Saved data entries:

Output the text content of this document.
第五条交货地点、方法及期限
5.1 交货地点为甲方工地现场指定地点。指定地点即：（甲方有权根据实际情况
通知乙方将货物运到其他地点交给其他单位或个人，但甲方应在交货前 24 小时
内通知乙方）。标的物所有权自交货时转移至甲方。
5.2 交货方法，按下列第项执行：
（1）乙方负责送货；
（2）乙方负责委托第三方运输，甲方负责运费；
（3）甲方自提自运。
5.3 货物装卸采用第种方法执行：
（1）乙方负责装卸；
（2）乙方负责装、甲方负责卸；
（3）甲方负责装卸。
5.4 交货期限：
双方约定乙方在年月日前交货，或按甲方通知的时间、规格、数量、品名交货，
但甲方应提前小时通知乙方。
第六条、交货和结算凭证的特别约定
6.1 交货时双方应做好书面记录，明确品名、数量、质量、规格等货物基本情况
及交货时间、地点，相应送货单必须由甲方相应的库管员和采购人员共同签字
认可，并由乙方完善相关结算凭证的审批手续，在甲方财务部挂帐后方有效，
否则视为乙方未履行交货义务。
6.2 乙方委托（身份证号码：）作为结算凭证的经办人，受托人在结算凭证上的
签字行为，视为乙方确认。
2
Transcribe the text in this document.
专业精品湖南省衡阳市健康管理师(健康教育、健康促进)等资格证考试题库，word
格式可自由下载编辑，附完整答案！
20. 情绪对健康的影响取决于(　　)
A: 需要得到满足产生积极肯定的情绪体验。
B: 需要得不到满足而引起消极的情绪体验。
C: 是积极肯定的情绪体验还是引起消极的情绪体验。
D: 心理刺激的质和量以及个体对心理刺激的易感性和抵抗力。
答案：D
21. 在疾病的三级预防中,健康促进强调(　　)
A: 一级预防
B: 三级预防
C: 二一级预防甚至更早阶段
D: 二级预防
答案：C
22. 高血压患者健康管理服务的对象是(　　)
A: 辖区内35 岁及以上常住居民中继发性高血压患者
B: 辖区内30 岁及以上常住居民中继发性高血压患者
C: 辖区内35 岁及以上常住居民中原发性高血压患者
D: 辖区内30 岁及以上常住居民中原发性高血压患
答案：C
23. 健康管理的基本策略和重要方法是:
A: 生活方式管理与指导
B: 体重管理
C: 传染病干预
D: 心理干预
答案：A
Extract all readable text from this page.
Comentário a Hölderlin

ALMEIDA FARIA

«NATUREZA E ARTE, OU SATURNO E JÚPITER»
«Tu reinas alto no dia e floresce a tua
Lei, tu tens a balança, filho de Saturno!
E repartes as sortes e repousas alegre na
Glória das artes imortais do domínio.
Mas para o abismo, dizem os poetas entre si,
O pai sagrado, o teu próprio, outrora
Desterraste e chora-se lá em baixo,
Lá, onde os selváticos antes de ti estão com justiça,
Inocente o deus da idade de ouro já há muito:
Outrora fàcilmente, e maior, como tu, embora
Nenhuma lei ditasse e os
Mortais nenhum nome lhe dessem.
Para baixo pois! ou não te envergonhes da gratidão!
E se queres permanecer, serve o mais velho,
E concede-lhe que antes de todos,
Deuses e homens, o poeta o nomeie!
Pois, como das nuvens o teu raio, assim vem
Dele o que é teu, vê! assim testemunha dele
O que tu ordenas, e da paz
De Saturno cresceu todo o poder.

What the task asks → Gather, from the listing above, every line carrying the word "this".

Output below →
Output the text content of this document.
Transcribe the text in this document.
Extract all readable text from this page.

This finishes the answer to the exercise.